**DIRECTIONS**
Give the number of lines that include the string "лесах", nothing more.

(Stored items)
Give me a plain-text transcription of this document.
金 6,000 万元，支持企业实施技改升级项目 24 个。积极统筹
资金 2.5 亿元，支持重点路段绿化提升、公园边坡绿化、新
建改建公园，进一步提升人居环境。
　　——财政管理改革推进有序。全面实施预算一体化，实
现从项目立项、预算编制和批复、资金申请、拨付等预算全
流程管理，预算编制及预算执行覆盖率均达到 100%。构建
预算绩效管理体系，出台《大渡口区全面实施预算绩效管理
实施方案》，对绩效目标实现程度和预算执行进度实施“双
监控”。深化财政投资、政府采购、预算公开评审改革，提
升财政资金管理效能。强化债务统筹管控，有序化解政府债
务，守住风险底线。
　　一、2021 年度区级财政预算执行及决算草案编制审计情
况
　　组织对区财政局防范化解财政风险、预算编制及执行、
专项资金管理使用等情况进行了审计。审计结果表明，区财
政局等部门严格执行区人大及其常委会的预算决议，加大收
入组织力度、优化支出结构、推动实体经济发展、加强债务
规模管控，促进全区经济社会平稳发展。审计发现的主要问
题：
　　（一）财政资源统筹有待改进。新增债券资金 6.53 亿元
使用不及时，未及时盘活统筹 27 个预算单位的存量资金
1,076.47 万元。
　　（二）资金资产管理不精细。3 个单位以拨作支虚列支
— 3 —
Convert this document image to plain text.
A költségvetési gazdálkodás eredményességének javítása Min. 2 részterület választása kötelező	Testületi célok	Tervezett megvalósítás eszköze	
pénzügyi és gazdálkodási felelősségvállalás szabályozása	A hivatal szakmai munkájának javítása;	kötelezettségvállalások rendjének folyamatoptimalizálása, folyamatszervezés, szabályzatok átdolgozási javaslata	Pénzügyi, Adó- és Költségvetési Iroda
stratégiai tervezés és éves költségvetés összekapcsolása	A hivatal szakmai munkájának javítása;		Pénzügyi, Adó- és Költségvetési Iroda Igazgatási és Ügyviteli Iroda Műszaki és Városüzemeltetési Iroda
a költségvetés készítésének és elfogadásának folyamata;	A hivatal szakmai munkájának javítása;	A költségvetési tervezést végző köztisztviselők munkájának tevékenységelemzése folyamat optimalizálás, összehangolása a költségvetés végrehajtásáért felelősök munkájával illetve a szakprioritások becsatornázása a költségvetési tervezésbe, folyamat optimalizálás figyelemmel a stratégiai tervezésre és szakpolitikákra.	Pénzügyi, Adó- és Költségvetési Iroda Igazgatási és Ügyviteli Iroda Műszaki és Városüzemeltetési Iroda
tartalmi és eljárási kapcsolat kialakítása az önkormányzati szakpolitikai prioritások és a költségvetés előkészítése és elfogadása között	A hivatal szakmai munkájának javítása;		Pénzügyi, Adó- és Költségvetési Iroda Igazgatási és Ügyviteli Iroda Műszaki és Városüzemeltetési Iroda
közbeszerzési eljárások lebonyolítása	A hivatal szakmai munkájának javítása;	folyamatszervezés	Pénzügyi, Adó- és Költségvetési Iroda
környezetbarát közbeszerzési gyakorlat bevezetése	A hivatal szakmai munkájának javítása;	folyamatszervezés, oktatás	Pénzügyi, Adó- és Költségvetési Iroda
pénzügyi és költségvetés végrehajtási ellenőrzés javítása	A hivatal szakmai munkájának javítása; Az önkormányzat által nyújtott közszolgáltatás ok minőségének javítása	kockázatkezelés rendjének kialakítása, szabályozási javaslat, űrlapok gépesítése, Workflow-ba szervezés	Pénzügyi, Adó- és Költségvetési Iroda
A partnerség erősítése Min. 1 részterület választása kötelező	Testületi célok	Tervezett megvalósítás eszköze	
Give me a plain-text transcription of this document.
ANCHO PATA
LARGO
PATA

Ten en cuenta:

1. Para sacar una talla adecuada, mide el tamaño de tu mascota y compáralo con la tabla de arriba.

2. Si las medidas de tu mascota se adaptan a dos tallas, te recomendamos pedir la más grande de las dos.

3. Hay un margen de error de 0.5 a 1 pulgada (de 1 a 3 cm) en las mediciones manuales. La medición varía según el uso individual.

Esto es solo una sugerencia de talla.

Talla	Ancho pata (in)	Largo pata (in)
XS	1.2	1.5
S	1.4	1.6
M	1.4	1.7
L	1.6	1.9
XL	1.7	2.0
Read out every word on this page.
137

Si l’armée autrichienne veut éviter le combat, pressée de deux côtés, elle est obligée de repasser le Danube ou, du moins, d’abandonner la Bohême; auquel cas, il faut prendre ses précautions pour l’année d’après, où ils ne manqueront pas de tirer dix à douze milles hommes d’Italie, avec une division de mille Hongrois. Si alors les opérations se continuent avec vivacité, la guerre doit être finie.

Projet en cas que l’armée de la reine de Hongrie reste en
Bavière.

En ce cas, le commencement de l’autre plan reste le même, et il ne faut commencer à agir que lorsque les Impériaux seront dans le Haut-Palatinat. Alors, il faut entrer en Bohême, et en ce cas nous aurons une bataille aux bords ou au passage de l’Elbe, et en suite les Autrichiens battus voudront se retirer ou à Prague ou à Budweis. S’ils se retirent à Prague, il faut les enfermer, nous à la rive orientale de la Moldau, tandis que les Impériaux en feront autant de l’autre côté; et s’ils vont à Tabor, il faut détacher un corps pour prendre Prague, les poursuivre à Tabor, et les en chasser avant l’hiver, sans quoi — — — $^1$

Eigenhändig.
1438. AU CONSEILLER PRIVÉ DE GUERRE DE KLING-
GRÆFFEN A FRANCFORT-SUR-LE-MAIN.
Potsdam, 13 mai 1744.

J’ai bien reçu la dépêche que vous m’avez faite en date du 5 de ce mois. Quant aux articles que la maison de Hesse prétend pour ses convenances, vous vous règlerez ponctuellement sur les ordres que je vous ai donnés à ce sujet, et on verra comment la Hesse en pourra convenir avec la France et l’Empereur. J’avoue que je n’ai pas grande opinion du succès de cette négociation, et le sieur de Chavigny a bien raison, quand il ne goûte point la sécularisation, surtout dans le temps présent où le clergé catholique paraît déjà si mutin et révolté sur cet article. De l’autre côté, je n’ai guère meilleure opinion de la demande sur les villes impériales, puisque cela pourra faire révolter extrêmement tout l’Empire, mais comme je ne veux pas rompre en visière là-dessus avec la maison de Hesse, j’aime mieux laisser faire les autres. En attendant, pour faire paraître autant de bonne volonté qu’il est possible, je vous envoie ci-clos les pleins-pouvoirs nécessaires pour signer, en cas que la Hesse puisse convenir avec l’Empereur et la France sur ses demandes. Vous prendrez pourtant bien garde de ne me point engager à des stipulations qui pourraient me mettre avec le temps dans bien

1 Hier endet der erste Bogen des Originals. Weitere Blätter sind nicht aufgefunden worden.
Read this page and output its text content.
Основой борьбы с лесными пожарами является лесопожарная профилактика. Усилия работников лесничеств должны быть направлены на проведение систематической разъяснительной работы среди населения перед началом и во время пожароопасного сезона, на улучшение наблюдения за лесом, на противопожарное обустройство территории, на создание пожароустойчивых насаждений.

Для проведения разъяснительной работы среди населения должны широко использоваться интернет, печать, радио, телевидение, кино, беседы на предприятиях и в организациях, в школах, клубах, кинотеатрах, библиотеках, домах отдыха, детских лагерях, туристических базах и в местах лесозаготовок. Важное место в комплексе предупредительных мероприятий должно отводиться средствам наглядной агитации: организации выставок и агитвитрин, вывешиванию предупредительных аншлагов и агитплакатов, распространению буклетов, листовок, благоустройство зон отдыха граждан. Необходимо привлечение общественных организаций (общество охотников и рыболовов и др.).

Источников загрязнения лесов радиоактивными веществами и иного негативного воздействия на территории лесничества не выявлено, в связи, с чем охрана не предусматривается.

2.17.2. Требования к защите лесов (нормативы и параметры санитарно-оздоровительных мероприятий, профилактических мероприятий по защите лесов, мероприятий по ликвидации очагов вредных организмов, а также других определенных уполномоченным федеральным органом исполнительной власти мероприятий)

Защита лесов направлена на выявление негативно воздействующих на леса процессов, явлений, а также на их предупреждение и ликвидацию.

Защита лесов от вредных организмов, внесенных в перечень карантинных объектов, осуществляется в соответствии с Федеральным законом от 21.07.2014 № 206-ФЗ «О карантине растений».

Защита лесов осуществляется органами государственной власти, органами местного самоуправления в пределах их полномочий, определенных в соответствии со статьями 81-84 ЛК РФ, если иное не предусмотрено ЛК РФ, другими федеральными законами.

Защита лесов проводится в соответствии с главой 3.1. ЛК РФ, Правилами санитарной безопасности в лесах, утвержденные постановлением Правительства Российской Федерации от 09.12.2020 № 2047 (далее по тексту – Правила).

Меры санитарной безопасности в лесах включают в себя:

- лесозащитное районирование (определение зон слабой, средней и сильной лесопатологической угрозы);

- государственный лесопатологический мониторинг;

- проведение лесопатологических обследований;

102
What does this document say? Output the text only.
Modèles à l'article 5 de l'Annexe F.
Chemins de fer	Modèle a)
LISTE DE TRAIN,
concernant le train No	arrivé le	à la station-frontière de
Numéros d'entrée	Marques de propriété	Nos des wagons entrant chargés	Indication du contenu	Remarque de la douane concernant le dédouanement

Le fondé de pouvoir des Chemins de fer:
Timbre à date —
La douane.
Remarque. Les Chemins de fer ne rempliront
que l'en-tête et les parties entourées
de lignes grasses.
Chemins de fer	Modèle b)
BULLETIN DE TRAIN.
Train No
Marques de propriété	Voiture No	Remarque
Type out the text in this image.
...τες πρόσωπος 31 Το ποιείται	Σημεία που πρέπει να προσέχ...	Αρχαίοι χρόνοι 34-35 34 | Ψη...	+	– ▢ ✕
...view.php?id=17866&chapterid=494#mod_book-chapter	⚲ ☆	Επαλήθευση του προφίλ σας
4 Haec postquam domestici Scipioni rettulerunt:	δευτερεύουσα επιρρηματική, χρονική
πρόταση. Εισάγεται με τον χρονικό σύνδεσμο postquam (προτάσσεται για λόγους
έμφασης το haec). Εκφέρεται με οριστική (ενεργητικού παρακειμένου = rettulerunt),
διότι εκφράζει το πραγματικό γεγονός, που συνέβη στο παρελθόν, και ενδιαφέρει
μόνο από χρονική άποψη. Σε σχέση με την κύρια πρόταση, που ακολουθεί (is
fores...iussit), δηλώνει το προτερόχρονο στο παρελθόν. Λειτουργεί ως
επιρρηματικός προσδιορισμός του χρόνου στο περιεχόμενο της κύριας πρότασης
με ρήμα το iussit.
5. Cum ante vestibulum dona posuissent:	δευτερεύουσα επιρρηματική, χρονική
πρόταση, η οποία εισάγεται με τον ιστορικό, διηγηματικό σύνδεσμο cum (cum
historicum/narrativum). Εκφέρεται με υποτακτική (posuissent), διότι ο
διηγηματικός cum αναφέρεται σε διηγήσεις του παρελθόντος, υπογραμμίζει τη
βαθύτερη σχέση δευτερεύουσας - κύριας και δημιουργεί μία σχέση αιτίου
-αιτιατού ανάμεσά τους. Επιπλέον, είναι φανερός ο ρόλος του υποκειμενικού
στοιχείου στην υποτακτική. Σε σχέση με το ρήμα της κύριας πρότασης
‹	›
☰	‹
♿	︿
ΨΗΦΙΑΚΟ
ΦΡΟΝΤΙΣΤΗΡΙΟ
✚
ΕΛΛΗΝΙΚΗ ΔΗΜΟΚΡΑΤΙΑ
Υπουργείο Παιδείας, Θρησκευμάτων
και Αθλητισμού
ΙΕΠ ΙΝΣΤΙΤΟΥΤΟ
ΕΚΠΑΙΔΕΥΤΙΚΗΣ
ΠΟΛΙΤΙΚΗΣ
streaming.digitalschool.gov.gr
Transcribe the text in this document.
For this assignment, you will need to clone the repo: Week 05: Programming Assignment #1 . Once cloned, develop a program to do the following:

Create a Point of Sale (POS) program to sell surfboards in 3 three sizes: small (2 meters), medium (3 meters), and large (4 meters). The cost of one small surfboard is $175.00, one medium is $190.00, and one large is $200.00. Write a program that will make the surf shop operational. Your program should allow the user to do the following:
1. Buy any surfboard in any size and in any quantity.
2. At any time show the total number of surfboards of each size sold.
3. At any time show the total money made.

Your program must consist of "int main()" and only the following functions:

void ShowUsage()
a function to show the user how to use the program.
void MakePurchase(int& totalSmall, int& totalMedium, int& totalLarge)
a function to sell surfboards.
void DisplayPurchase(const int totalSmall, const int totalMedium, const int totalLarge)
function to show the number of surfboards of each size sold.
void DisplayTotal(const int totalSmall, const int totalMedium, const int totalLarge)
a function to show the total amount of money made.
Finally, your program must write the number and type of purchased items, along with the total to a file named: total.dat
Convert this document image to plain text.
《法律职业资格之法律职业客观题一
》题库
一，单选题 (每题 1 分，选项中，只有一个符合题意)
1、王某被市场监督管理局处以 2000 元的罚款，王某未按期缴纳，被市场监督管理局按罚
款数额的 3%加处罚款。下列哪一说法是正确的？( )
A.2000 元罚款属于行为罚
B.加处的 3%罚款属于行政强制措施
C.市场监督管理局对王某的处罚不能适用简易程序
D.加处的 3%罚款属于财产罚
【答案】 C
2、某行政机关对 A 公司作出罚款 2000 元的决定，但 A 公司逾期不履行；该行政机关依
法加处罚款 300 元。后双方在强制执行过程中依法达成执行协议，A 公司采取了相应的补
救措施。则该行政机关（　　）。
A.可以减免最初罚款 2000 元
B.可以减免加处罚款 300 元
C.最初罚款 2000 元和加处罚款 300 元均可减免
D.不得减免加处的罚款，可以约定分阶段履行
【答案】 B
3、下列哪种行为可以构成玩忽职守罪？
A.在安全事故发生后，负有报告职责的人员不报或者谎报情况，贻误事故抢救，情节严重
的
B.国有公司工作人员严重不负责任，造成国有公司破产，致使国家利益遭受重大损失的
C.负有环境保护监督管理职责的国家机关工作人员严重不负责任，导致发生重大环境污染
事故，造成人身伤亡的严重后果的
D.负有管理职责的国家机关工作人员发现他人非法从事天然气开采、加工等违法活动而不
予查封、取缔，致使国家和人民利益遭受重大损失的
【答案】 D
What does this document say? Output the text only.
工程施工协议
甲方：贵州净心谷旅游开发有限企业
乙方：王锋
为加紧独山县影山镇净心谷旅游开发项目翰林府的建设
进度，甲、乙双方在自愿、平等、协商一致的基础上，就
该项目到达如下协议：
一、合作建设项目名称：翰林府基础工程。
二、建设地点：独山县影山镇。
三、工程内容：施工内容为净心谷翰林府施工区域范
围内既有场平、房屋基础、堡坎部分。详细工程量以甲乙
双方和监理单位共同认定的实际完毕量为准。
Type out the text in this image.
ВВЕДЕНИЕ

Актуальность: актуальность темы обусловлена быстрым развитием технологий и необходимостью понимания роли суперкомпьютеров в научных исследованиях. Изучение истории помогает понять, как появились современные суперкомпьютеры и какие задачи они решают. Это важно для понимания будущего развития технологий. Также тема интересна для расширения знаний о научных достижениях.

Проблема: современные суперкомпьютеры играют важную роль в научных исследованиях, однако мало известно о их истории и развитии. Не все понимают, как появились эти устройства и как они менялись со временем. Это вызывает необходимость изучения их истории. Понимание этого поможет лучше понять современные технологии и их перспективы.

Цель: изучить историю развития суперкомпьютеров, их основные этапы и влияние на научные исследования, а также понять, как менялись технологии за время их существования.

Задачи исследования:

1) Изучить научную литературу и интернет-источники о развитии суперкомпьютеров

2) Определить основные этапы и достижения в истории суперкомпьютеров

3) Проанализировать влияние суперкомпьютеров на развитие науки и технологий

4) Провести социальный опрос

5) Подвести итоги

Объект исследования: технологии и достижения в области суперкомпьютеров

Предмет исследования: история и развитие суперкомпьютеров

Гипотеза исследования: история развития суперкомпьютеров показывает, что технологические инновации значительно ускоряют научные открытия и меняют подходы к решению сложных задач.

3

**SOLUTION FOR THIS PROBLEM**
2